▶ [PROBLEM DESCRIPTION]
Only the number is wanted: how many lines of the data contain "title"?

[Data items]
★ ★ ★
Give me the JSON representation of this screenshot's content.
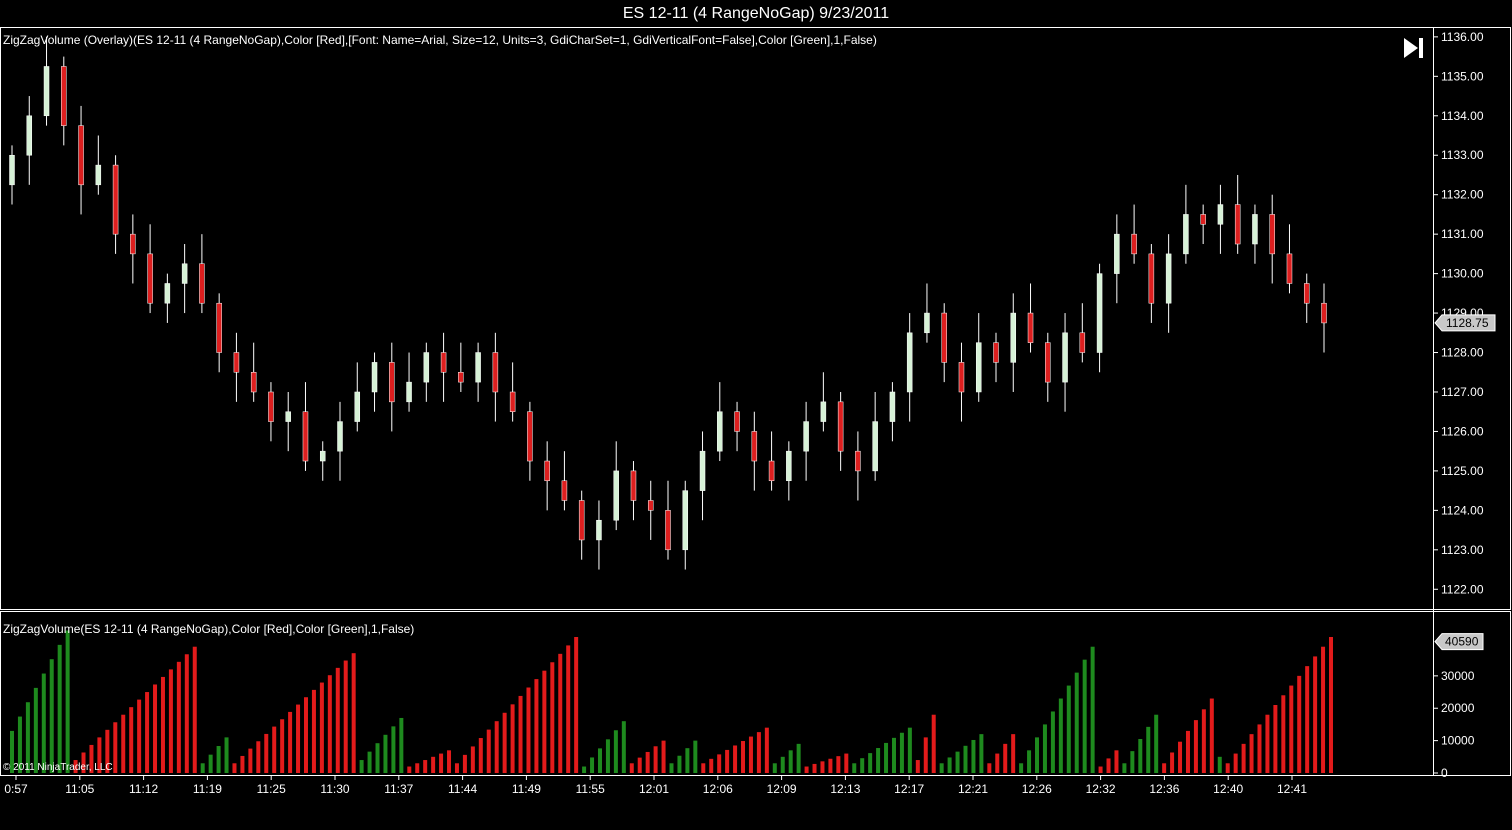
{
  "window": {
    "title": "ES 12-11 (4 RangeNoGap)  9/23/2011"
  },
  "price_panel": {
    "indicator_label": "ZigZagVolume (Overlay)(ES 12-11 (4 RangeNoGap),Color [Red],[Font: Name=Arial, Size=12, Units=3, GdiCharSet=1, GdiVerticalFont=False],Color [Green],1,False)",
    "last_price_label": "1128.75"
  },
  "volume_panel": {
    "indicator_label": "ZigZagVolume(ES 12-11 (4 RangeNoGap),Color [Red],Color [Green],1,False)",
    "last_volume_label": "40590"
  },
  "copyright": "© 2011 NinjaTrader, LLC",
  "colors": {
    "up": "#d7f2d7",
    "down": "#dd1f1f",
    "vol_up": "#1e8a1e",
    "vol_down": "#e31b1b",
    "axis": "#ffffff"
  },
  "chart_data": [
    {
      "type": "candlestick",
      "title": "ES 12-11 (4 RangeNoGap)  9/23/2011",
      "ylim": [
        1121.5,
        1136.25
      ],
      "yticks": [
        "1122.00",
        "1123.00",
        "1124.00",
        "1125.00",
        "1126.00",
        "1127.00",
        "1128.00",
        "1129.00",
        "1130.00",
        "1131.00",
        "1132.00",
        "1133.00",
        "1134.00",
        "1135.00",
        "1136.00"
      ],
      "x_tick_labels": [
        "0:57",
        "11:05",
        "11:12",
        "11:19",
        "11:25",
        "11:30",
        "11:37",
        "11:44",
        "11:49",
        "11:55",
        "12:01",
        "12:06",
        "12:09",
        "12:13",
        "12:17",
        "12:21",
        "12:26",
        "12:32",
        "12:36",
        "12:40",
        "12:41"
      ],
      "close_path": [
        1133.0,
        1134.0,
        1135.25,
        1133.75,
        1132.25,
        1132.75,
        1131.0,
        1130.5,
        1129.25,
        1129.75,
        1130.25,
        1129.25,
        1128.0,
        1127.5,
        1127.0,
        1126.25,
        1126.5,
        1125.25,
        1125.5,
        1126.25,
        1127.0,
        1127.75,
        1126.75,
        1127.25,
        1128.0,
        1127.5,
        1127.25,
        1128.0,
        1127.0,
        1126.5,
        1125.25,
        1124.75,
        1124.25,
        1123.25,
        1123.75,
        1125.0,
        1124.25,
        1124.0,
        1123.0,
        1124.5,
        1125.5,
        1126.5,
        1126.0,
        1125.25,
        1124.75,
        1125.5,
        1126.25,
        1126.75,
        1125.5,
        1125.0,
        1126.25,
        1127.0,
        1128.5,
        1129.0,
        1127.75,
        1127.0,
        1128.25,
        1127.75,
        1129.0,
        1128.25,
        1127.25,
        1128.5,
        1128.0,
        1130.0,
        1131.0,
        1130.5,
        1129.25,
        1130.5,
        1131.5,
        1131.25,
        1131.75,
        1130.75,
        1131.5,
        1130.5,
        1129.75,
        1129.25,
        1128.75
      ],
      "last_price": 1128.75
    },
    {
      "type": "bar",
      "title": "ZigZagVolume",
      "ylim": [
        0,
        42000
      ],
      "yticks": [
        "0",
        "10000",
        "20000",
        "30000"
      ],
      "last_value": 40590,
      "legs": [
        {
          "dir": "up",
          "n": 8,
          "start": 13000,
          "end": 44000
        },
        {
          "dir": "down",
          "n": 16,
          "start": 4000,
          "end": 39000
        },
        {
          "dir": "up",
          "n": 4,
          "start": 3000,
          "end": 11000
        },
        {
          "dir": "down",
          "n": 16,
          "start": 3000,
          "end": 37000
        },
        {
          "dir": "up",
          "n": 6,
          "start": 4000,
          "end": 17000
        },
        {
          "dir": "down",
          "n": 6,
          "start": 2000,
          "end": 7000
        },
        {
          "dir": "down",
          "n": 16,
          "start": 3000,
          "end": 42000
        },
        {
          "dir": "up",
          "n": 6,
          "start": 2000,
          "end": 16000
        },
        {
          "dir": "down",
          "n": 5,
          "start": 3000,
          "end": 10000
        },
        {
          "dir": "up",
          "n": 4,
          "start": 3000,
          "end": 10000
        },
        {
          "dir": "down",
          "n": 9,
          "start": 3000,
          "end": 14000
        },
        {
          "dir": "up",
          "n": 4,
          "start": 3000,
          "end": 9000
        },
        {
          "dir": "down",
          "n": 6,
          "start": 2000,
          "end": 6000
        },
        {
          "dir": "up",
          "n": 8,
          "start": 3000,
          "end": 14000
        },
        {
          "dir": "down",
          "n": 3,
          "start": 4000,
          "end": 18000
        },
        {
          "dir": "up",
          "n": 6,
          "start": 3000,
          "end": 12000
        },
        {
          "dir": "down",
          "n": 4,
          "start": 3000,
          "end": 12000
        },
        {
          "dir": "up",
          "n": 10,
          "start": 3000,
          "end": 39000
        },
        {
          "dir": "down",
          "n": 3,
          "start": 2000,
          "end": 7000
        },
        {
          "dir": "up",
          "n": 5,
          "start": 3000,
          "end": 18000
        },
        {
          "dir": "down",
          "n": 7,
          "start": 3000,
          "end": 23000
        },
        {
          "dir": "up",
          "n": 1,
          "start": 5000,
          "end": 5000
        },
        {
          "dir": "down",
          "n": 14,
          "start": 3000,
          "end": 42000
        }
      ]
    }
  ]
}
★ ★ ★
▶ [OUTPUT BELOW]
3